# [The problem]
Reproduce all the lines below exactly and omit the images.

# [Provided records]
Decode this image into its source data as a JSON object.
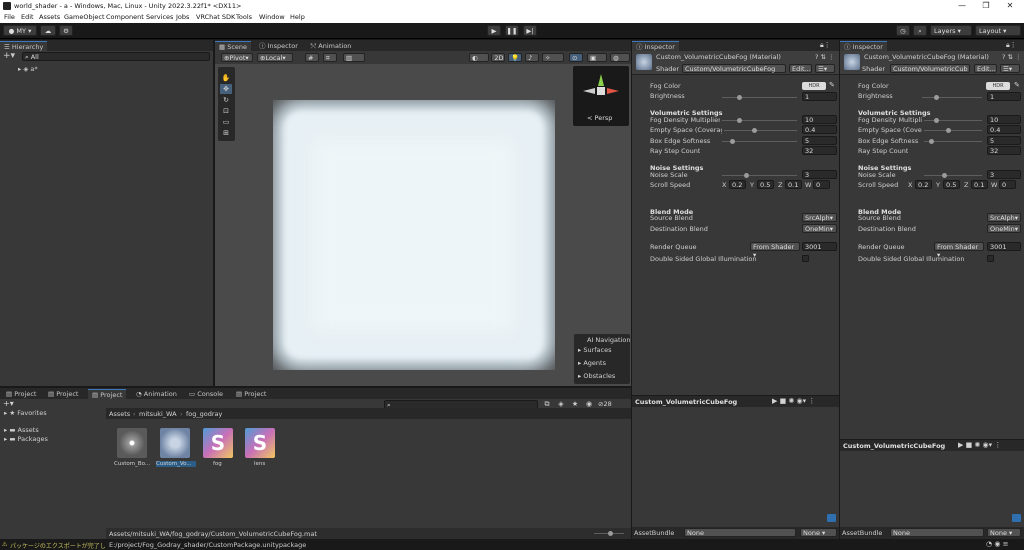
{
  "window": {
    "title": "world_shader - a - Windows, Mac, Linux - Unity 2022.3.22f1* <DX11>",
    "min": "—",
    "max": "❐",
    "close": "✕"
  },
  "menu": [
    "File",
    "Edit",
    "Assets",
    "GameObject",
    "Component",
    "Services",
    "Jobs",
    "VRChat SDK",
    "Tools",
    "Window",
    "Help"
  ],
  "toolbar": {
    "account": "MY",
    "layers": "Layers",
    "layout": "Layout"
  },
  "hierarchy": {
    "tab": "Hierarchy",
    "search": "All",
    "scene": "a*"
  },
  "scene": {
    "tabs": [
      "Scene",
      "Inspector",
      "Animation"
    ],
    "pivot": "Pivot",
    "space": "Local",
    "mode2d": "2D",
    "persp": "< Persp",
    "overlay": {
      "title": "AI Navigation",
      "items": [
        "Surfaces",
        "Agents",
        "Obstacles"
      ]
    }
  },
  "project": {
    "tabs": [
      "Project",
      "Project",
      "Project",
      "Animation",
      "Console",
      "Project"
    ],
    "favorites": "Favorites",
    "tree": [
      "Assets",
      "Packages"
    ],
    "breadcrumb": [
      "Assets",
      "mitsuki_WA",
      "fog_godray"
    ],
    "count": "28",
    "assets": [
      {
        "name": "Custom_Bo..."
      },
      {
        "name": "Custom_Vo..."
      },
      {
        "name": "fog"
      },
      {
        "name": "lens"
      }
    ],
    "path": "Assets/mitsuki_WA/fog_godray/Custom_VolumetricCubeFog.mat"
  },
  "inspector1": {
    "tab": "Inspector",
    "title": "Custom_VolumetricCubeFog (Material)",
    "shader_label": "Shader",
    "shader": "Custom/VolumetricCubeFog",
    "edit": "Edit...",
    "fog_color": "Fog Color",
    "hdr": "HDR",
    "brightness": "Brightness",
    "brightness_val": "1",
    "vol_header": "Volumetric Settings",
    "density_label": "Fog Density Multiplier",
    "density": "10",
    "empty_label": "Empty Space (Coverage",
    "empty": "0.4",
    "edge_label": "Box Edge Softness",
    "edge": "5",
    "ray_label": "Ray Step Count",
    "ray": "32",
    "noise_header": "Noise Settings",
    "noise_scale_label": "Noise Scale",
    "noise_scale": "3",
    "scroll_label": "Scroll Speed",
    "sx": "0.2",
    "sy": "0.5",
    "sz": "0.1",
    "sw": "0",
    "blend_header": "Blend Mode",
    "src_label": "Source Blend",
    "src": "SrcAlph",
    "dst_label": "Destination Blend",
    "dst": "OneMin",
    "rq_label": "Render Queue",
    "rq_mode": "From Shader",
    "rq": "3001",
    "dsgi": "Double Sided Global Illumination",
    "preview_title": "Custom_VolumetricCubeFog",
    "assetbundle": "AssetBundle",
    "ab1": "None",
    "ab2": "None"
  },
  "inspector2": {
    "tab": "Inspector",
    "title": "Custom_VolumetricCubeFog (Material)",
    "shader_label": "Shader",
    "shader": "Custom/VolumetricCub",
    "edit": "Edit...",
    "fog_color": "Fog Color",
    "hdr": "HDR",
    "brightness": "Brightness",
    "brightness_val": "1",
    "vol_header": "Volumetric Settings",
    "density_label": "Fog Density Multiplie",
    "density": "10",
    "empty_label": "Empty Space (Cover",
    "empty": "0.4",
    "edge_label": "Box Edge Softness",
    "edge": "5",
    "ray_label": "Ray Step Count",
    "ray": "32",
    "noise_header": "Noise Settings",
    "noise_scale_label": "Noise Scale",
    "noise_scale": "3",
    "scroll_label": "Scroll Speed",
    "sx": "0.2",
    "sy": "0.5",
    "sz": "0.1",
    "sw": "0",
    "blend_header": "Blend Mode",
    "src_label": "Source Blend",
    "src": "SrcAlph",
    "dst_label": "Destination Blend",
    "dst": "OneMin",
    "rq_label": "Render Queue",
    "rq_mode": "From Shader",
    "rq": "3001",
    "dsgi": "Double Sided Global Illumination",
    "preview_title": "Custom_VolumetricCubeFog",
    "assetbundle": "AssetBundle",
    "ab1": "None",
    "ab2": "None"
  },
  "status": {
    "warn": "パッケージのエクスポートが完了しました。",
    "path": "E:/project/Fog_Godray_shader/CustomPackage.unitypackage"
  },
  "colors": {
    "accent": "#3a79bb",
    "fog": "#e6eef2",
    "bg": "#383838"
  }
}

# [Exercise solution]
Decode this image into its source data as a JSON object.
{
  "window": {
    "title": "world_shader - a - Windows, Mac, Linux - Unity 2022.3.22f1* <DX11>",
    "min": "—",
    "max": "❐",
    "close": "✕"
  },
  "menu": [
    "File",
    "Edit",
    "Assets",
    "GameObject",
    "Component",
    "Services",
    "Jobs",
    "VRChat SDK",
    "Tools",
    "Window",
    "Help"
  ],
  "toolbar": {
    "account": "MY",
    "layers": "Layers",
    "layout": "Layout"
  },
  "hierarchy": {
    "tab": "Hierarchy",
    "search": "All",
    "scene": "a*"
  },
  "scene": {
    "tabs": [
      "Scene",
      "Inspector",
      "Animation"
    ],
    "pivot": "Pivot",
    "space": "Local",
    "mode2d": "2D",
    "persp": "< Persp",
    "overlay": {
      "title": "AI Navigation",
      "items": [
        "Surfaces",
        "Agents",
        "Obstacles"
      ]
    }
  },
  "project": {
    "tabs": [
      "Project",
      "Project",
      "Project",
      "Animation",
      "Console",
      "Project"
    ],
    "favorites": "Favorites",
    "tree": [
      "Assets",
      "Packages"
    ],
    "breadcrumb": [
      "Assets",
      "mitsuki_WA",
      "fog_godray"
    ],
    "count": "28",
    "assets": [
      {
        "name": "Custom_Bo..."
      },
      {
        "name": "Custom_Vo..."
      },
      {
        "name": "fog"
      },
      {
        "name": "lens"
      }
    ],
    "path": "Assets/mitsuki_WA/fog_godray/Custom_VolumetricCubeFog.mat"
  },
  "inspector1": {
    "tab": "Inspector",
    "title": "Custom_VolumetricCubeFog (Material)",
    "shader_label": "Shader",
    "shader": "Custom/VolumetricCubeFog",
    "edit": "Edit...",
    "fog_color": "Fog Color",
    "hdr": "HDR",
    "brightness": "Brightness",
    "brightness_val": "1",
    "vol_header": "Volumetric Settings",
    "density_label": "Fog Density Multiplier",
    "density": "10",
    "empty_label": "Empty Space (Coverage",
    "empty": "0.4",
    "edge_label": "Box Edge Softness",
    "edge": "5",
    "ray_label": "Ray Step Count",
    "ray": "32",
    "noise_header": "Noise Settings",
    "noise_scale_label": "Noise Scale",
    "noise_scale": "3",
    "scroll_label": "Scroll Speed",
    "sx": "0.2",
    "sy": "0.5",
    "sz": "0.1",
    "sw": "0",
    "blend_header": "Blend Mode",
    "src_label": "Source Blend",
    "src": "SrcAlph",
    "dst_label": "Destination Blend",
    "dst": "OneMin",
    "rq_label": "Render Queue",
    "rq_mode": "From Shader",
    "rq": "3001",
    "dsgi": "Double Sided Global Illumination",
    "preview_title": "Custom_VolumetricCubeFog",
    "assetbundle": "AssetBundle",
    "ab1": "None",
    "ab2": "None"
  },
  "inspector2": {
    "tab": "Inspector",
    "title": "Custom_VolumetricCubeFog (Material)",
    "shader_label": "Shader",
    "shader": "Custom/VolumetricCub",
    "edit": "Edit...",
    "fog_color": "Fog Color",
    "hdr": "HDR",
    "brightness": "Brightness",
    "brightness_val": "1",
    "vol_header": "Volumetric Settings",
    "density_label": "Fog Density Multiplie",
    "density": "10",
    "empty_label": "Empty Space (Cover",
    "empty": "0.4",
    "edge_label": "Box Edge Softness",
    "edge": "5",
    "ray_label": "Ray Step Count",
    "ray": "32",
    "noise_header": "Noise Settings",
    "noise_scale_label": "Noise Scale",
    "noise_scale": "3",
    "scroll_label": "Scroll Speed",
    "sx": "0.2",
    "sy": "0.5",
    "sz": "0.1",
    "sw": "0",
    "blend_header": "Blend Mode",
    "src_label": "Source Blend",
    "src": "SrcAlph",
    "dst_label": "Destination Blend",
    "dst": "OneMin",
    "rq_label": "Render Queue",
    "rq_mode": "From Shader",
    "rq": "3001",
    "dsgi": "Double Sided Global Illumination",
    "preview_title": "Custom_VolumetricCubeFog",
    "assetbundle": "AssetBundle",
    "ab1": "None",
    "ab2": "None"
  },
  "status": {
    "warn": "パッケージのエクスポートが完了しました。",
    "path": "E:/project/Fog_Godray_shader/CustomPackage.unitypackage"
  },
  "colors": {
    "accent": "#3a79bb",
    "fog": "#e6eef2",
    "bg": "#383838"
  }
}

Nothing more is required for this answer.